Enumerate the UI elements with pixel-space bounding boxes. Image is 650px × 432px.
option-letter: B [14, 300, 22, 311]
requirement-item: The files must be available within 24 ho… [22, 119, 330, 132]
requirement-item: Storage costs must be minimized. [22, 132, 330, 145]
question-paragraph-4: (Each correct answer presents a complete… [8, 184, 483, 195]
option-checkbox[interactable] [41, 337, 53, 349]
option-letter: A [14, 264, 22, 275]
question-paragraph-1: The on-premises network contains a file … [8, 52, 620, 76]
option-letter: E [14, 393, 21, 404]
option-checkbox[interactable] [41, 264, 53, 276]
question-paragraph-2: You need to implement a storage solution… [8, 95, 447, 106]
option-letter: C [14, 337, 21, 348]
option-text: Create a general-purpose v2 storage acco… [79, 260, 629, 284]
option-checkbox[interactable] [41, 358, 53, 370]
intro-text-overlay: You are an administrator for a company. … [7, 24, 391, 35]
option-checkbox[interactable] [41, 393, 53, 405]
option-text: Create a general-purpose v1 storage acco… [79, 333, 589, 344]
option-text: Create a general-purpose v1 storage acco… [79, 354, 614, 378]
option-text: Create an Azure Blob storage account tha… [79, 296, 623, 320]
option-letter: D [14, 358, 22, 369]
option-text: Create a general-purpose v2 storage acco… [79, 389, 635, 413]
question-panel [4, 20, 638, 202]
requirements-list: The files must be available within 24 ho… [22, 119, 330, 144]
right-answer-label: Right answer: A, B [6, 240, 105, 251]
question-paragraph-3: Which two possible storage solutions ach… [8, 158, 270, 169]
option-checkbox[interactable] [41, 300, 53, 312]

Task
Copy the items from the first line down through the line containing "333, 589, 344]", swapping "option-checkbox" for "choice-checkbox" and leaving everything else unchanged.

Full response
Enumerate the UI elements with pixel-space bounding boxes. Image is 650px × 432px.
option-letter: B [14, 300, 22, 311]
requirement-item: The files must be available within 24 ho… [22, 119, 330, 132]
requirement-item: Storage costs must be minimized. [22, 132, 330, 145]
question-paragraph-4: (Each correct answer presents a complete… [8, 184, 483, 195]
choice-checkbox[interactable] [41, 337, 53, 349]
option-letter: A [14, 264, 22, 275]
question-paragraph-1: The on-premises network contains a file … [8, 52, 620, 76]
option-letter: E [14, 393, 21, 404]
choice-checkbox[interactable] [41, 264, 53, 276]
question-paragraph-2: You need to implement a storage solution… [8, 95, 447, 106]
option-letter: C [14, 337, 21, 348]
option-text: Create a general-purpose v2 storage acco… [79, 260, 629, 284]
choice-checkbox[interactable] [41, 358, 53, 370]
intro-text-overlay: You are an administrator for a company. … [7, 24, 391, 35]
choice-checkbox[interactable] [41, 393, 53, 405]
option-text: Create a general-purpose v1 storage acco… [79, 333, 589, 344]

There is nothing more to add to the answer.